— TASK GOAL —
Give a verbatim quotation of every record.

— DATA EXCERPTS —
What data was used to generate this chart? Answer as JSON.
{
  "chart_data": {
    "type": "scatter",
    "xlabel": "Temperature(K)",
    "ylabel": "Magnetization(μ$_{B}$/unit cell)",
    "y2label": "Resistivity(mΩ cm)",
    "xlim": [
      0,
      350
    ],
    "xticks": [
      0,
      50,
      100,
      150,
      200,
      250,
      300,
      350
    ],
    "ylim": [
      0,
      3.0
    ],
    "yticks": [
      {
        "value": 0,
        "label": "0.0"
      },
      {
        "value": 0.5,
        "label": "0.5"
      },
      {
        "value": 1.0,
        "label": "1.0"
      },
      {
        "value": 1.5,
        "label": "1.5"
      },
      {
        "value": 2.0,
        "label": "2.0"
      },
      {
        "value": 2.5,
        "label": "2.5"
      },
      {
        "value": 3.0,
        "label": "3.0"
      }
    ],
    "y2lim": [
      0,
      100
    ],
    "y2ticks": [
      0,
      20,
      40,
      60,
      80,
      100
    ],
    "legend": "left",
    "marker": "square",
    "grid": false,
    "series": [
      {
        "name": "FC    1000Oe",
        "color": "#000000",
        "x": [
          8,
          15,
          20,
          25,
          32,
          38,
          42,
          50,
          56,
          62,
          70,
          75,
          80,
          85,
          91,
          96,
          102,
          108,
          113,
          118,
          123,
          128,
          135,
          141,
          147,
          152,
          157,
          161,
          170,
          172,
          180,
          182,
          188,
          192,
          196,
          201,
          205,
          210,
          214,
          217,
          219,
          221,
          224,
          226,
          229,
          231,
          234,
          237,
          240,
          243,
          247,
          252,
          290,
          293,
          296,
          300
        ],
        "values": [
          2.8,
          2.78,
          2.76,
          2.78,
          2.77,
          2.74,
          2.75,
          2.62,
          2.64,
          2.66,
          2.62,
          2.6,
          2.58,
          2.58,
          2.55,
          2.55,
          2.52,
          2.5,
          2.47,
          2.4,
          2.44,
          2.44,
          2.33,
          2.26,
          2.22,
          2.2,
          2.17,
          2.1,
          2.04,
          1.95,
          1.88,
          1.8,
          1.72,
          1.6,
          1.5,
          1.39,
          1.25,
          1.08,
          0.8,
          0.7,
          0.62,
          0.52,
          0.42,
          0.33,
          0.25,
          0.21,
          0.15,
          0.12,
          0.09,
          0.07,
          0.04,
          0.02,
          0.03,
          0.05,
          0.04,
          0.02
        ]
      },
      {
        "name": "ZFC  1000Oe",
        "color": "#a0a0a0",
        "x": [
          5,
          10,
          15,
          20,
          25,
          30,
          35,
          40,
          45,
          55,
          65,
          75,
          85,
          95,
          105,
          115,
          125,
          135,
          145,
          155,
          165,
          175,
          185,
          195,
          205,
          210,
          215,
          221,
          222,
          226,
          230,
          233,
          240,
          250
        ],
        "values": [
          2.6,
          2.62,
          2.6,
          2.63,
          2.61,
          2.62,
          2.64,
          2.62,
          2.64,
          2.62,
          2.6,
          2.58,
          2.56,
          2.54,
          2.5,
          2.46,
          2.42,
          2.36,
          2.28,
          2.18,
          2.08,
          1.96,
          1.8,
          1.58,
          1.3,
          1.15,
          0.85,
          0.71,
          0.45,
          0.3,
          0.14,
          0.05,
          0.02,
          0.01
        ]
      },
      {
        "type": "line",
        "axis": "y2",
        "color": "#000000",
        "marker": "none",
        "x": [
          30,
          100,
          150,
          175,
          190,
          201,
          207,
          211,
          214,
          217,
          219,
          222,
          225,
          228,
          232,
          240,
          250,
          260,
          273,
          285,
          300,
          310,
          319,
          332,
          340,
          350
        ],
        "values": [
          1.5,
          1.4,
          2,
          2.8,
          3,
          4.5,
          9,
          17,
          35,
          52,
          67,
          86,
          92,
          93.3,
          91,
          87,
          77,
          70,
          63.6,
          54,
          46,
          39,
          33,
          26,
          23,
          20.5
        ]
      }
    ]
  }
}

— PROBLEM SOLUTION —
What data was used to generate this chart? Answer as JSON.
{
  "chart_data": {
    "type": "scatter",
    "xlabel": "Temperature(K)",
    "ylabel": "Magnetization(μ$_{B}$/unit cell)",
    "y2label": "Resistivity(mΩ cm)",
    "xlim": [
      0,
      350
    ],
    "xticks": [
      0,
      50,
      100,
      150,
      200,
      250,
      300,
      350
    ],
    "ylim": [
      0,
      3.0
    ],
    "yticks": [
      {
        "value": 0,
        "label": "0.0"
      },
      {
        "value": 0.5,
        "label": "0.5"
      },
      {
        "value": 1.0,
        "label": "1.0"
      },
      {
        "value": 1.5,
        "label": "1.5"
      },
      {
        "value": 2.0,
        "label": "2.0"
      },
      {
        "value": 2.5,
        "label": "2.5"
      },
      {
        "value": 3.0,
        "label": "3.0"
      }
    ],
    "y2lim": [
      0,
      100
    ],
    "y2ticks": [
      0,
      20,
      40,
      60,
      80,
      100
    ],
    "legend": "left",
    "marker": "square",
    "grid": false,
    "series": [
      {
        "name": "FC    1000Oe",
        "color": "#000000",
        "x": [
          8,
          15,
          20,
          25,
          32,
          38,
          42,
          50,
          56,
          62,
          70,
          75,
          80,
          85,
          91,
          96,
          102,
          108,
          113,
          118,
          123,
          128,
          135,
          141,
          147,
          152,
          157,
          161,
          170,
          172,
          180,
          182,
          188,
          192,
          196,
          201,
          205,
          210,
          214,
          217,
          219,
          221,
          224,
          226,
          229,
          231,
          234,
          237,
          240,
          243,
          247,
          252,
          290,
          293,
          296,
          300
        ],
        "values": [
          2.8,
          2.78,
          2.76,
          2.78,
          2.77,
          2.74,
          2.75,
          2.62,
          2.64,
          2.66,
          2.62,
          2.6,
          2.58,
          2.58,
          2.55,
          2.55,
          2.52,
          2.5,
          2.47,
          2.4,
          2.44,
          2.44,
          2.33,
          2.26,
          2.22,
          2.2,
          2.17,
          2.1,
          2.04,
          1.95,
          1.88,
          1.8,
          1.72,
          1.6,
          1.5,
          1.39,
          1.25,
          1.08,
          0.8,
          0.7,
          0.62,
          0.52,
          0.42,
          0.33,
          0.25,
          0.21,
          0.15,
          0.12,
          0.09,
          0.07,
          0.04,
          0.02,
          0.03,
          0.05,
          0.04,
          0.02
        ]
      },
      {
        "name": "ZFC  1000Oe",
        "color": "#a0a0a0",
        "x": [
          5,
          10,
          15,
          20,
          25,
          30,
          35,
          40,
          45,
          55,
          65,
          75,
          85,
          95,
          105,
          115,
          125,
          135,
          145,
          155,
          165,
          175,
          185,
          195,
          205,
          210,
          215,
          221,
          222,
          226,
          230,
          233,
          240,
          250
        ],
        "values": [
          2.6,
          2.62,
          2.6,
          2.63,
          2.61,
          2.62,
          2.64,
          2.62,
          2.64,
          2.62,
          2.6,
          2.58,
          2.56,
          2.54,
          2.5,
          2.46,
          2.42,
          2.36,
          2.28,
          2.18,
          2.08,
          1.96,
          1.8,
          1.58,
          1.3,
          1.15,
          0.85,
          0.71,
          0.45,
          0.3,
          0.14,
          0.05,
          0.02,
          0.01
        ]
      },
      {
        "type": "line",
        "axis": "y2",
        "color": "#000000",
        "marker": "none",
        "x": [
          30,
          100,
          150,
          175,
          190,
          201,
          207,
          211,
          214,
          217,
          219,
          222,
          225,
          228,
          232,
          240,
          250,
          260,
          273,
          285,
          300,
          310,
          319,
          332,
          340,
          350
        ],
        "values": [
          1.5,
          1.4,
          2,
          2.8,
          3,
          4.5,
          9,
          17,
          35,
          52,
          67,
          86,
          92,
          93.3,
          91,
          87,
          77,
          70,
          63.6,
          54,
          46,
          39,
          33,
          26,
          23,
          20.5
        ]
      }
    ]
  }
}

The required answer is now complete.